**SHORT EXERCISE**
Reproduce the data word for word, from the very first line down to the line containing "chevron-down-icon: [479, 21, 489, 32]", including both ends.

>> Start SOURCE MATERIAL

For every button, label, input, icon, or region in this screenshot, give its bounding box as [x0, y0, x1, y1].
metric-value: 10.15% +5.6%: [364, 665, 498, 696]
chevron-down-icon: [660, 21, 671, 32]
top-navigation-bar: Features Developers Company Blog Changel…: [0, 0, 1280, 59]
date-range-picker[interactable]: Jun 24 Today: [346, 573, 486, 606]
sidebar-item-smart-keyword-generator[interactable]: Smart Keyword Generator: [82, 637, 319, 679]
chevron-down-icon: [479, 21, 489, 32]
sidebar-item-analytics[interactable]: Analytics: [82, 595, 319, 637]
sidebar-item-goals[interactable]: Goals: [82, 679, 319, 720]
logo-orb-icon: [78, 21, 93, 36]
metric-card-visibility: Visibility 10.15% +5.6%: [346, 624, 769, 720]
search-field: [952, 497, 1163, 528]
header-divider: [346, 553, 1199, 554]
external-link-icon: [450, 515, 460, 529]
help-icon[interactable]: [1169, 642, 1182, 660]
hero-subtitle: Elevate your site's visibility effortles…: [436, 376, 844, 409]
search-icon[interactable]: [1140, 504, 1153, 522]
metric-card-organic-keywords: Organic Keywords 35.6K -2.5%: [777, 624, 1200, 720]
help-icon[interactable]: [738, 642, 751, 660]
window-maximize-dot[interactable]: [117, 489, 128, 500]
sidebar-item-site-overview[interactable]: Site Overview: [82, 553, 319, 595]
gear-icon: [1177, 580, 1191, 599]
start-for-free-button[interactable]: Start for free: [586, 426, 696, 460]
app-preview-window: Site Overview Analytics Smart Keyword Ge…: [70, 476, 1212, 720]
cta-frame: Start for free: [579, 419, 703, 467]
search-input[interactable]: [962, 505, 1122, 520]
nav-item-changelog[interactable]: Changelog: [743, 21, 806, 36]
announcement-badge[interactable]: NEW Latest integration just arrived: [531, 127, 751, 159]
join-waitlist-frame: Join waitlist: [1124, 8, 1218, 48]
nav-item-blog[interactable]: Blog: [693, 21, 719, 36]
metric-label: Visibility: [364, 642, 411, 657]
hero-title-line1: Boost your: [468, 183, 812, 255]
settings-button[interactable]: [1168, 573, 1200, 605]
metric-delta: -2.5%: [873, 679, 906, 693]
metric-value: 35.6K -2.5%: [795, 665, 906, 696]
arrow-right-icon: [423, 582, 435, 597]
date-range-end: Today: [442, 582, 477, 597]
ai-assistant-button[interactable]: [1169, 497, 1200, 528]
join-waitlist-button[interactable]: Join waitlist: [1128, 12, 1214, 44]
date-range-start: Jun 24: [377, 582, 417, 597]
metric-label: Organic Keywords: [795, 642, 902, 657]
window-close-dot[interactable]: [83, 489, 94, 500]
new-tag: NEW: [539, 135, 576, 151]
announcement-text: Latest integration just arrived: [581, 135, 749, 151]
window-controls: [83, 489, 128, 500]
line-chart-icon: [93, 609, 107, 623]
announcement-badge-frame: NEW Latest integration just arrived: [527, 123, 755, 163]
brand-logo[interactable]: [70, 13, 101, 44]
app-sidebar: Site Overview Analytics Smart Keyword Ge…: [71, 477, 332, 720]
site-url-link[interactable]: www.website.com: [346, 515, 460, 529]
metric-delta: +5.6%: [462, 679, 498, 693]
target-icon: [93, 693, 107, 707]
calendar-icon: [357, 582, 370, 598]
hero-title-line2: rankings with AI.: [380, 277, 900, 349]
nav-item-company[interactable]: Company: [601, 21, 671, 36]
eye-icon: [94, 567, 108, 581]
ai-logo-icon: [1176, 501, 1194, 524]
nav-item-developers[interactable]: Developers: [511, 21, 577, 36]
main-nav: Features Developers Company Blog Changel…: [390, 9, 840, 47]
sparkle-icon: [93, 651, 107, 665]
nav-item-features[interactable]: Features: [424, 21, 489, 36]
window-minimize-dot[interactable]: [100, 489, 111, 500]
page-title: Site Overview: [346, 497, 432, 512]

>> End SOURCE MATERIAL

**ANSWER FOR THE TASK**
For every button, label, input, icon, or region in this screenshot, give its bounding box as [x0, y0, x1, y1].
metric-value: 10.15% +5.6%: [364, 665, 498, 696]
chevron-down-icon: [660, 21, 671, 32]
top-navigation-bar: Features Developers Company Blog Changel…: [0, 0, 1280, 59]
date-range-picker[interactable]: Jun 24 Today: [346, 573, 486, 606]
sidebar-item-smart-keyword-generator[interactable]: Smart Keyword Generator: [82, 637, 319, 679]
chevron-down-icon: [479, 21, 489, 32]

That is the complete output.